**WHAT TO DO:** State the number of lines, and only that number, in which the word "haar" appears.

(Stored data entries)
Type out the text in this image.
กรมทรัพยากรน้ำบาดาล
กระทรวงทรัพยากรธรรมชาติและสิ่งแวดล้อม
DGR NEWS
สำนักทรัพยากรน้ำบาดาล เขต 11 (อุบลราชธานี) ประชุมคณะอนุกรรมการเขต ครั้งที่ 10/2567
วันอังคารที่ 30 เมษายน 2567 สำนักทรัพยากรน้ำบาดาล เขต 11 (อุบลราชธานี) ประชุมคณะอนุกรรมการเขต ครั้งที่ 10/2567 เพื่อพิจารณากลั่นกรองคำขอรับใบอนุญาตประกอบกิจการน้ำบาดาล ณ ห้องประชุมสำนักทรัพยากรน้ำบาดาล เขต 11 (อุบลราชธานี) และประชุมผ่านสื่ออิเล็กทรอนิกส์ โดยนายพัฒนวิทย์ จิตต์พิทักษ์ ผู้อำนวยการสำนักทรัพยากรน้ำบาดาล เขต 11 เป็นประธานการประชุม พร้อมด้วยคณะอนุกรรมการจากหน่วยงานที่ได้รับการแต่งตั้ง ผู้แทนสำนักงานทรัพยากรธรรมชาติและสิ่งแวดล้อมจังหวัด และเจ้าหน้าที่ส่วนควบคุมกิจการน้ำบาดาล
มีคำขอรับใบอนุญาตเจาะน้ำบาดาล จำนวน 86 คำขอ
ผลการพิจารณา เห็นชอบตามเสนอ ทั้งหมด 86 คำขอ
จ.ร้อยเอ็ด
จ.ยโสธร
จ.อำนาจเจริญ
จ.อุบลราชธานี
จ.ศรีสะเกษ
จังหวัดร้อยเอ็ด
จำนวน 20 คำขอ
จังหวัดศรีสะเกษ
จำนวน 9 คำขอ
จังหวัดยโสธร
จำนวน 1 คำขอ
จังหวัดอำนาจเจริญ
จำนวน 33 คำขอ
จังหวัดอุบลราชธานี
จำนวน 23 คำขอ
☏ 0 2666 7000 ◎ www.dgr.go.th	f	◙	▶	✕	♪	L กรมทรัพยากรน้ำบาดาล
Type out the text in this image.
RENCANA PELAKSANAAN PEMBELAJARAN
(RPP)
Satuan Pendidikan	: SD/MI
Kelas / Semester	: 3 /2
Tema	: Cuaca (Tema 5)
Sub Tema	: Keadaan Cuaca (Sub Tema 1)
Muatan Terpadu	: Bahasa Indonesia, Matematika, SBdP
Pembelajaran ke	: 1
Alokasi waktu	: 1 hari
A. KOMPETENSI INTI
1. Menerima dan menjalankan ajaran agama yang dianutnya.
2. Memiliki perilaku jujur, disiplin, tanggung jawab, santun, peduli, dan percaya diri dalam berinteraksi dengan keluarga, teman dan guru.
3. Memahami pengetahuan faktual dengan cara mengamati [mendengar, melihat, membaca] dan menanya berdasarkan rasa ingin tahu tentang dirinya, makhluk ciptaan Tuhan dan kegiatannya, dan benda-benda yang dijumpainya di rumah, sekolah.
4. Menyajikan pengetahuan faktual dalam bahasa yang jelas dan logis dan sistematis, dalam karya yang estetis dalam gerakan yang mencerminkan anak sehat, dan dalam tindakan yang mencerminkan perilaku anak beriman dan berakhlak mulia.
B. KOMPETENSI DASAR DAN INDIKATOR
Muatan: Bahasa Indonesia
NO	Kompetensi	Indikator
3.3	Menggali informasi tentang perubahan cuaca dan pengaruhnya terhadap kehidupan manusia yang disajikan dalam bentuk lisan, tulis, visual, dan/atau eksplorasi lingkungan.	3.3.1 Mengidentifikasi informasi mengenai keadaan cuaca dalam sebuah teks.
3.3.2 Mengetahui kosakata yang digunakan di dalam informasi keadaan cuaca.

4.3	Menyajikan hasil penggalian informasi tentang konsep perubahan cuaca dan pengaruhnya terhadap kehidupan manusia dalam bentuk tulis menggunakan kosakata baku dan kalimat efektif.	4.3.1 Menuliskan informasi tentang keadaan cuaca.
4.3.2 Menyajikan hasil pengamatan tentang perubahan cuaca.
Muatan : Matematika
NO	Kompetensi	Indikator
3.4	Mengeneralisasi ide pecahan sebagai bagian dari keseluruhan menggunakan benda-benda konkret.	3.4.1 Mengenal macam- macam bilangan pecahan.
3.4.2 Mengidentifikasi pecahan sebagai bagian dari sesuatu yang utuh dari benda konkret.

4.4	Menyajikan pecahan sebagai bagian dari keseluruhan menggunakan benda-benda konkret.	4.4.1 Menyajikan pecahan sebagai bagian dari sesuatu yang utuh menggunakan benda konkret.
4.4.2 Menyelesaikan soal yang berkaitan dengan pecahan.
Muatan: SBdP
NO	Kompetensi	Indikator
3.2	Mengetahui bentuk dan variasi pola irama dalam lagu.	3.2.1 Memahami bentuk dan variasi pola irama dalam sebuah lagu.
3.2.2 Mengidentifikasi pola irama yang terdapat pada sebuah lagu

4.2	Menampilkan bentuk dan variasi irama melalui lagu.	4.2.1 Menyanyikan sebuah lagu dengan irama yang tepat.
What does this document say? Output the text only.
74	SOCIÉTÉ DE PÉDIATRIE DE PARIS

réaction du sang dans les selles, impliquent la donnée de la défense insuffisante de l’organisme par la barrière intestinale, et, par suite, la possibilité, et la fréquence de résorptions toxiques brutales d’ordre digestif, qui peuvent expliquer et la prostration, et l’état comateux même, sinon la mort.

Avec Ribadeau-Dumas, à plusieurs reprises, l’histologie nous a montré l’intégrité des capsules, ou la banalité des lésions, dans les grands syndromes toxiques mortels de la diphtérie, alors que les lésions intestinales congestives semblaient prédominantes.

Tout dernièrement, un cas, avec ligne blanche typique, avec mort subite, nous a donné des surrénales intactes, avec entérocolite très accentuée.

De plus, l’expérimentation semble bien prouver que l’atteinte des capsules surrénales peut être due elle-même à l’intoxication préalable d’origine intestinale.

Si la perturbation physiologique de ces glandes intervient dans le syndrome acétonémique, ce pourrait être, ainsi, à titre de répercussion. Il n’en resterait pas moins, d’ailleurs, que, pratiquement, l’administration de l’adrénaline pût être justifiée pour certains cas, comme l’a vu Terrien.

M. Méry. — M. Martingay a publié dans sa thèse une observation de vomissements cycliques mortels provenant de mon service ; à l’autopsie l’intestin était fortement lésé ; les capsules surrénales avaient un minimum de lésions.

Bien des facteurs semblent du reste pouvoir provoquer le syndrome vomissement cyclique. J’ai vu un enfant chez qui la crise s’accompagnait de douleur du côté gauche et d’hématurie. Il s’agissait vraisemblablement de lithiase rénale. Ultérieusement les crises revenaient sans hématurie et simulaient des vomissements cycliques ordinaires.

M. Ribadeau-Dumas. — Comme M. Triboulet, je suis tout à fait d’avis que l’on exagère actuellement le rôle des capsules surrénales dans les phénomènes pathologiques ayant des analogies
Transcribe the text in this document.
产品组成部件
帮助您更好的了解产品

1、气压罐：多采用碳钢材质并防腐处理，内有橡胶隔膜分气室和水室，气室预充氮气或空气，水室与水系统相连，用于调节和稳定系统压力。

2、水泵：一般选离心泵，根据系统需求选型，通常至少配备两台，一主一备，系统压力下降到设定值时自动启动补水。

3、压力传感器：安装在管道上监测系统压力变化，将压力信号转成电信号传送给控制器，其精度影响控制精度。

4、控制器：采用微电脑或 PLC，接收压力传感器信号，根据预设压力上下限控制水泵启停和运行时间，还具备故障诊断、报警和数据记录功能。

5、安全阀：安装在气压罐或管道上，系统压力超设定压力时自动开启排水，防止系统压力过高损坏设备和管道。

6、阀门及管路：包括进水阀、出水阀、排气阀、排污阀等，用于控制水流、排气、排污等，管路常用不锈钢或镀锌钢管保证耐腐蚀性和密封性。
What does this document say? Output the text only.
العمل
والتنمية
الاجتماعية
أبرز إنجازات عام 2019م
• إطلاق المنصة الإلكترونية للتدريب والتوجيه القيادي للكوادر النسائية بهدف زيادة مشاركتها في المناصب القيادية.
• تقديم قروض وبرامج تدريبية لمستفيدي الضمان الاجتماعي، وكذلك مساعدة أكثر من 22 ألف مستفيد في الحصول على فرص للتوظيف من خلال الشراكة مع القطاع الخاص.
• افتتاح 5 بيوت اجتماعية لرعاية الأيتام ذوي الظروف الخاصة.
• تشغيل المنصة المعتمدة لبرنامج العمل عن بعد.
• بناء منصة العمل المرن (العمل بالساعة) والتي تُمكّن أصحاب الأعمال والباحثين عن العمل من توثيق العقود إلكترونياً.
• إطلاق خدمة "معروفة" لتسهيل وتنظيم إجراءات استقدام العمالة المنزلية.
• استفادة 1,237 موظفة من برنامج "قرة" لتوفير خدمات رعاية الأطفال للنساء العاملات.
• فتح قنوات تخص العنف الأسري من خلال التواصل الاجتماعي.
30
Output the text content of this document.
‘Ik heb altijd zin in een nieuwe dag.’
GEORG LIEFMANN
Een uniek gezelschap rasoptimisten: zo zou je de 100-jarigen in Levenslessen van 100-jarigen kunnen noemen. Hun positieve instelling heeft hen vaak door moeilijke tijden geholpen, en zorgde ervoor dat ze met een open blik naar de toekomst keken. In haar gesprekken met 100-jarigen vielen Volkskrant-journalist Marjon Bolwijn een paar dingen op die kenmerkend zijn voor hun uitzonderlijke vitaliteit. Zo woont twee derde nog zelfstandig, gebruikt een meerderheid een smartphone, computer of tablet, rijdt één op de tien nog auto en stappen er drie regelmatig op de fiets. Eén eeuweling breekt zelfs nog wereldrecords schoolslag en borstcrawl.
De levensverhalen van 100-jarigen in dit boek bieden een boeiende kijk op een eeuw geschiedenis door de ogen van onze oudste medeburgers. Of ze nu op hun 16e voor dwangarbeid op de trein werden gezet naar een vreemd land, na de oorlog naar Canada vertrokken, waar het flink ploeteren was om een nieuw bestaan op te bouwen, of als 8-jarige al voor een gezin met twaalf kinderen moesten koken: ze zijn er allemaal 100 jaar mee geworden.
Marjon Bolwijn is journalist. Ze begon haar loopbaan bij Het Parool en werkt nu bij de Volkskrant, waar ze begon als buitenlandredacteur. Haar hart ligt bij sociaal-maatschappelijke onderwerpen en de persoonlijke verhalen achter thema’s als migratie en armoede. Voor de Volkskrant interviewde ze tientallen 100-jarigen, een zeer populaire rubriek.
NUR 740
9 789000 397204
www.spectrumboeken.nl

**SOLUTION:** 2